### Stored items from a collection
start
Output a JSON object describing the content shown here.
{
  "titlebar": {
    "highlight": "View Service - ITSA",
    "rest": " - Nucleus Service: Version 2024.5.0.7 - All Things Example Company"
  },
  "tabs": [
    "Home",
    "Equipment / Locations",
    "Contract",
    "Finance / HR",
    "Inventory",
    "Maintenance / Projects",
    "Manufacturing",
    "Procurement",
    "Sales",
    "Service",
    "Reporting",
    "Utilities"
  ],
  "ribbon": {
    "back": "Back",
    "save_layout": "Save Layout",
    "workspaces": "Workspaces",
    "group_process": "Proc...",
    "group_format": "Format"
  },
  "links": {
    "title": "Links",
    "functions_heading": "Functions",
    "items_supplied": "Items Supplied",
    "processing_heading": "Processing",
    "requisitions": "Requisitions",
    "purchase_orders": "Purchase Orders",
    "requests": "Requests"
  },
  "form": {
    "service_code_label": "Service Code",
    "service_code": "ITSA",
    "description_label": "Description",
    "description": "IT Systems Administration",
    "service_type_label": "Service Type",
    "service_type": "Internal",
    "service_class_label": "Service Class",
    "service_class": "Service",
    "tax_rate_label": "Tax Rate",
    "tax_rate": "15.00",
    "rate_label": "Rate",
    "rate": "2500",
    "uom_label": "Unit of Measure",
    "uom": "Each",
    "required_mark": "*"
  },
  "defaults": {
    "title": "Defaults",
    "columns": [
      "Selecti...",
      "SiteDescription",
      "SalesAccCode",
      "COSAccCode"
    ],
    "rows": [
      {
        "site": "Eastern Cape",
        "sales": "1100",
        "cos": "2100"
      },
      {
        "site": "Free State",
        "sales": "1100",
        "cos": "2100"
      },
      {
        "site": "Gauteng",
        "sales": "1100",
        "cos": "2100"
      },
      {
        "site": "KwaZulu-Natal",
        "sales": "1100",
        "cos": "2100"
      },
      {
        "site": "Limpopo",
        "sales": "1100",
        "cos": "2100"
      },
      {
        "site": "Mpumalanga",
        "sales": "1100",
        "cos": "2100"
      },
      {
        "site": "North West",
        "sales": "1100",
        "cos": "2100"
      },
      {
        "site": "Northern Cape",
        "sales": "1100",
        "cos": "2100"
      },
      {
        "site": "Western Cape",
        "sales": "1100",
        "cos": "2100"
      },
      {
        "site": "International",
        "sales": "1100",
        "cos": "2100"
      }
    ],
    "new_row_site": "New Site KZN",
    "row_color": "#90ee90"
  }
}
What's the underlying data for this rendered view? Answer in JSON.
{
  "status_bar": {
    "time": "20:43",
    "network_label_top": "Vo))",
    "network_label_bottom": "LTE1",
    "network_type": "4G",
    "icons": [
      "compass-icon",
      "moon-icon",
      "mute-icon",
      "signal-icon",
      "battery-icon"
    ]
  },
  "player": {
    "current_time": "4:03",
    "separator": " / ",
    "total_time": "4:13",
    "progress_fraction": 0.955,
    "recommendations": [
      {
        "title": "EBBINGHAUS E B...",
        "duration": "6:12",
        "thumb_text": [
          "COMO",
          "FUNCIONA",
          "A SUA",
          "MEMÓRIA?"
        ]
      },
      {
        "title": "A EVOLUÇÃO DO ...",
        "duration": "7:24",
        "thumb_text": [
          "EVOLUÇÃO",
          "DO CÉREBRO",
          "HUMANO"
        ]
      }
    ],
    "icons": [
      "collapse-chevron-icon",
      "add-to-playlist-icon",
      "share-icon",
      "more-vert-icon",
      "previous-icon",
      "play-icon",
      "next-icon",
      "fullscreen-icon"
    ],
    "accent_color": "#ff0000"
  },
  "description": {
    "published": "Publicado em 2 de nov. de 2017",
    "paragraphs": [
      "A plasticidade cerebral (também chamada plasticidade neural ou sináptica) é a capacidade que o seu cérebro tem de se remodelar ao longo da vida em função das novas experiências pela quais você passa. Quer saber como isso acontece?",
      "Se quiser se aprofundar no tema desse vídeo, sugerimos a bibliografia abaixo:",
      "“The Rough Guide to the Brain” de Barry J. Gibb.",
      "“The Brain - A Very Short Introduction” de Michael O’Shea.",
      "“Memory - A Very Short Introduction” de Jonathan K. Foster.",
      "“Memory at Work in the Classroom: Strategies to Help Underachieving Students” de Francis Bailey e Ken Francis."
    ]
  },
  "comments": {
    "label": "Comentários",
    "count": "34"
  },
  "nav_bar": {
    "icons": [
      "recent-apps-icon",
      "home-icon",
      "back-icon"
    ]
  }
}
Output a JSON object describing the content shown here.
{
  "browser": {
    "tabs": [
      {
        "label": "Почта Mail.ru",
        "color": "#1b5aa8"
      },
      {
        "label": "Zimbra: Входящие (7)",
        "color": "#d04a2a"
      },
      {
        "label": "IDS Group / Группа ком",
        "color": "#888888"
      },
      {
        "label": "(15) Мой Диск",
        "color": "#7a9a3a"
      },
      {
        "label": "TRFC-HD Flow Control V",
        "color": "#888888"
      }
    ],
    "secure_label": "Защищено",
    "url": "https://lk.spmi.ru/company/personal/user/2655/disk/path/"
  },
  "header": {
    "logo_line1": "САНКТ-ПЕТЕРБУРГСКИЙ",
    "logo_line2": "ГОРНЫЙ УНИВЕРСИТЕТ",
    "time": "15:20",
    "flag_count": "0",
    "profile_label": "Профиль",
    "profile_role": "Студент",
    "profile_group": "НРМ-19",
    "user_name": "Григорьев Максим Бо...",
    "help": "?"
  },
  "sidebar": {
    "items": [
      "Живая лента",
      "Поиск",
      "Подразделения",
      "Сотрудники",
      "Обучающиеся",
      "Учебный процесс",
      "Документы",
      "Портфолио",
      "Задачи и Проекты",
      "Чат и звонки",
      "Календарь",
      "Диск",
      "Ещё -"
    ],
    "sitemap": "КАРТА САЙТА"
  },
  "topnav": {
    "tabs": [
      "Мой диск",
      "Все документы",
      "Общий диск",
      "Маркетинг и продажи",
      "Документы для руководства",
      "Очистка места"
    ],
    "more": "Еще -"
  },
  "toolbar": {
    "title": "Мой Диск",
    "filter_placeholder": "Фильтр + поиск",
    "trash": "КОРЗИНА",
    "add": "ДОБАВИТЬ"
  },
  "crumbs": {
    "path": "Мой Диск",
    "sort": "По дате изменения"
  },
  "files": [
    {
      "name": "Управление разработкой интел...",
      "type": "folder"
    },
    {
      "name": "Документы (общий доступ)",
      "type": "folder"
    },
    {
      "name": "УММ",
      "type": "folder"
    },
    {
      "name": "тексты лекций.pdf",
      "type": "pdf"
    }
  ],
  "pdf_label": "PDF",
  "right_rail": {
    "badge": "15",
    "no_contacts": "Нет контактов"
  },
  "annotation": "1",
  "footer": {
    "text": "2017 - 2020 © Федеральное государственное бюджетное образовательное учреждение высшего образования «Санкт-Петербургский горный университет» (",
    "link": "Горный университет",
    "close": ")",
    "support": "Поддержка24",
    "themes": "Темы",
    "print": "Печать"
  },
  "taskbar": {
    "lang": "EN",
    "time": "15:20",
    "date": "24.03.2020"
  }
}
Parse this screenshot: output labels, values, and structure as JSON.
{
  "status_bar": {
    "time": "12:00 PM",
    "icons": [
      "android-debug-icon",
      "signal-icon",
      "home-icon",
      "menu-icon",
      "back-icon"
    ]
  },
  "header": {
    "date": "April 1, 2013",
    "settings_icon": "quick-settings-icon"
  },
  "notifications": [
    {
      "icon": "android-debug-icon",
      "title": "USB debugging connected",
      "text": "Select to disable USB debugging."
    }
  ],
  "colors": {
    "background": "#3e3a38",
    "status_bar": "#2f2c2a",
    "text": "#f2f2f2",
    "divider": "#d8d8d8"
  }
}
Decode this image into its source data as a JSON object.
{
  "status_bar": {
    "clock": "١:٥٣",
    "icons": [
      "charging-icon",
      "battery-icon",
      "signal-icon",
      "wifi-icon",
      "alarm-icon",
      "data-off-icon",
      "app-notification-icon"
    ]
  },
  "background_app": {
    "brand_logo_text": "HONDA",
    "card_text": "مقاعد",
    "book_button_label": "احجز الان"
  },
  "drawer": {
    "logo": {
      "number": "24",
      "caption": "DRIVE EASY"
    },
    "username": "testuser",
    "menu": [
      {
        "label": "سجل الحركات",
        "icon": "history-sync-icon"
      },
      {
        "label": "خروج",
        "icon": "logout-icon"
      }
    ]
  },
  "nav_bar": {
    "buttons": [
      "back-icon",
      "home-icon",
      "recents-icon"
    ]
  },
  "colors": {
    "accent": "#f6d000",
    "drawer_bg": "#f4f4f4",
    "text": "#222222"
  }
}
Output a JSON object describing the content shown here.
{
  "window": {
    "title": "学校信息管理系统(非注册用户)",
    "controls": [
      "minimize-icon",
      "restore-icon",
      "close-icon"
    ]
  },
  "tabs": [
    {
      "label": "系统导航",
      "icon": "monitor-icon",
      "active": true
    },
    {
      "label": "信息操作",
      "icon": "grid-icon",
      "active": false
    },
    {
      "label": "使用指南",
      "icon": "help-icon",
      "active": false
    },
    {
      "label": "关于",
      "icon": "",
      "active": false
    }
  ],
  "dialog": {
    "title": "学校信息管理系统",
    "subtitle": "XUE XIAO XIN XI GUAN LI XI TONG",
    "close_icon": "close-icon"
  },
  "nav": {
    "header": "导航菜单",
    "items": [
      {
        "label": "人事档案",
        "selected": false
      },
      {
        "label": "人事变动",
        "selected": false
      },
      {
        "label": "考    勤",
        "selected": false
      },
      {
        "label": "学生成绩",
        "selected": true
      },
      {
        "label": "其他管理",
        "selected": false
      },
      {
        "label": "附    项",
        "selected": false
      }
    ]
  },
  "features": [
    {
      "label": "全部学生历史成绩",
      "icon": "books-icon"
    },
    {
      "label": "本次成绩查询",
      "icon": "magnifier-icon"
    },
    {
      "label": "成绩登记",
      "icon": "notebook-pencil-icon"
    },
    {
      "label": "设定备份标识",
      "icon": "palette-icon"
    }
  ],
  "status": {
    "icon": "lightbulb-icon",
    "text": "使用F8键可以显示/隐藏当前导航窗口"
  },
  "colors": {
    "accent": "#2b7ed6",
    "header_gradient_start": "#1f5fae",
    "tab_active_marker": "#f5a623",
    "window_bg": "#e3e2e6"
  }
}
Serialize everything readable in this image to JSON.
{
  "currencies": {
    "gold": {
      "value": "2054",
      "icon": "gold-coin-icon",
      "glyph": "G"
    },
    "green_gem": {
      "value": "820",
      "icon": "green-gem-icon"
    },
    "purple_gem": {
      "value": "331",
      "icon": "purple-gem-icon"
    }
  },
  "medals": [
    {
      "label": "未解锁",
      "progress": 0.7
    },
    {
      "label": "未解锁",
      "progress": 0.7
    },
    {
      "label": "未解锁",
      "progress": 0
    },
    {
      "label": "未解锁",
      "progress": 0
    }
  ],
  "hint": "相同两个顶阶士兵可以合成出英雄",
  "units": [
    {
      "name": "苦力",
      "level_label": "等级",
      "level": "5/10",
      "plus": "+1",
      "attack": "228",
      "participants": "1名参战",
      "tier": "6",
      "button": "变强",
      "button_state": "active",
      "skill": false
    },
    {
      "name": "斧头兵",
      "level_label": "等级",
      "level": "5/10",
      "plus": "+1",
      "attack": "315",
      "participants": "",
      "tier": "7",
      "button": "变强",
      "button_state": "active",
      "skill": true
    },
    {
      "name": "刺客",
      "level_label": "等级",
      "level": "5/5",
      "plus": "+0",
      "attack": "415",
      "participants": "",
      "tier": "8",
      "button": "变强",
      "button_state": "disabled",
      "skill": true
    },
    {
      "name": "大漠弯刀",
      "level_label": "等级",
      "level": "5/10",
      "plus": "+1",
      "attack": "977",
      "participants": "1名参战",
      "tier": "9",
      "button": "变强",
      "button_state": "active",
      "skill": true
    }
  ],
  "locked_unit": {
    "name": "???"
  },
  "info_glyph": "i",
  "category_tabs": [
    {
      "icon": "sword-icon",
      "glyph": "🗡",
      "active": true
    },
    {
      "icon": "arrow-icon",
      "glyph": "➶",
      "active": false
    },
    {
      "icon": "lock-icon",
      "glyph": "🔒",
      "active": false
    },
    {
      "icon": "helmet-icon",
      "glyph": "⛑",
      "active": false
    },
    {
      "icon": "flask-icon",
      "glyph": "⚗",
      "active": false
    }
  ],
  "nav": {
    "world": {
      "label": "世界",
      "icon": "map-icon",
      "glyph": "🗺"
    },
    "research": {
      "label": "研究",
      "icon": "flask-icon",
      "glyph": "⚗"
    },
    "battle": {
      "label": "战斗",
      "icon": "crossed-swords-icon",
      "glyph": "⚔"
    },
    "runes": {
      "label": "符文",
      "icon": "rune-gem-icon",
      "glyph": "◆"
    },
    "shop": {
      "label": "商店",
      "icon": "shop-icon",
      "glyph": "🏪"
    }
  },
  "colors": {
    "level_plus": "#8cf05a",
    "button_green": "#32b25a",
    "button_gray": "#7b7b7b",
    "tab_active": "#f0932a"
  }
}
end
Pull every line containing "debugging" out of the records.

      "title": "USB debugging connected",
      "text": "Select to disable USB debugging."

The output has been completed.